§ What the exercise asks: Render every entry exactly as it appears.

>>>>>

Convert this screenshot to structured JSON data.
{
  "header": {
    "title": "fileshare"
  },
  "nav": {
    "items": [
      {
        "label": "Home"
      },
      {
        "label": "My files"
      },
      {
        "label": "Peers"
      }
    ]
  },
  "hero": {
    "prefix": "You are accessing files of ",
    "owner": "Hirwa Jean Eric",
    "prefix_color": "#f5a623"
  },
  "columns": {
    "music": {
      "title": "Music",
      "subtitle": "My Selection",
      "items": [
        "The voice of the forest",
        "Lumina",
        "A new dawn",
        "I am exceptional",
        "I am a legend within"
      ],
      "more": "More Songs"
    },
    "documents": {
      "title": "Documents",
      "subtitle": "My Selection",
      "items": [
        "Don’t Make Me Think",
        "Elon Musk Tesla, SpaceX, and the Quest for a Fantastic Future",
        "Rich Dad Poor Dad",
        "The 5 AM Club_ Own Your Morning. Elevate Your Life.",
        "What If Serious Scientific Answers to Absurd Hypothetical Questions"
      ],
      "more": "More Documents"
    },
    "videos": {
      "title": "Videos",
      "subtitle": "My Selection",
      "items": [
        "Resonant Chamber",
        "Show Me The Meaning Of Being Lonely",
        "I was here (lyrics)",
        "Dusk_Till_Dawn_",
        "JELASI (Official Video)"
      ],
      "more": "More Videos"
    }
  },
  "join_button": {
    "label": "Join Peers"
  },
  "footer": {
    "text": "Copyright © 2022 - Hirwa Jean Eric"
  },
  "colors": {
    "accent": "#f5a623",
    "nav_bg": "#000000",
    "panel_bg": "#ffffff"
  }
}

<<<<<

§ The reply:
Convert this screenshot to structured JSON data.
{
  "header": {
    "title": "fileshare"
  },
  "nav": {
    "items": [
      {
        "label": "Home"
      },
      {
        "label": "My files"
      },
      {
        "label": "Peers"
      }
    ]
  },
  "hero": {
    "prefix": "You are accessing files of ",
    "owner": "Hirwa Jean Eric",
    "prefix_color": "#f5a623"
  },
  "columns": {
    "music": {
      "title": "Music",
      "subtitle": "My Selection",
      "items": [
        "The voice of the forest",
        "Lumina",
        "A new dawn",
        "I am exceptional",
        "I am a legend within"
      ],
      "more": "More Songs"
    },
    "documents": {
      "title": "Documents",
      "subtitle": "My Selection",
      "items": [
        "Don’t Make Me Think",
        "Elon Musk Tesla, SpaceX, and the Quest for a Fantastic Future",
        "Rich Dad Poor Dad",
        "The 5 AM Club_ Own Your Morning. Elevate Your Life.",
        "What If Serious Scientific Answers to Absurd Hypothetical Questions"
      ],
      "more": "More Documents"
    },
    "videos": {
      "title": "Videos",
      "subtitle": "My Selection",
      "items": [
        "Resonant Chamber",
        "Show Me The Meaning Of Being Lonely",
        "I was here (lyrics)",
        "Dusk_Till_Dawn_",
        "JELASI (Official Video)"
      ],
      "more": "More Videos"
    }
  },
  "join_button": {
    "label": "Join Peers"
  },
  "footer": {
    "text": "Copyright © 2022 - Hirwa Jean Eric"
  },
  "colors": {
    "accent": "#f5a623",
    "nav_bg": "#000000",
    "panel_bg": "#ffffff"
  }
}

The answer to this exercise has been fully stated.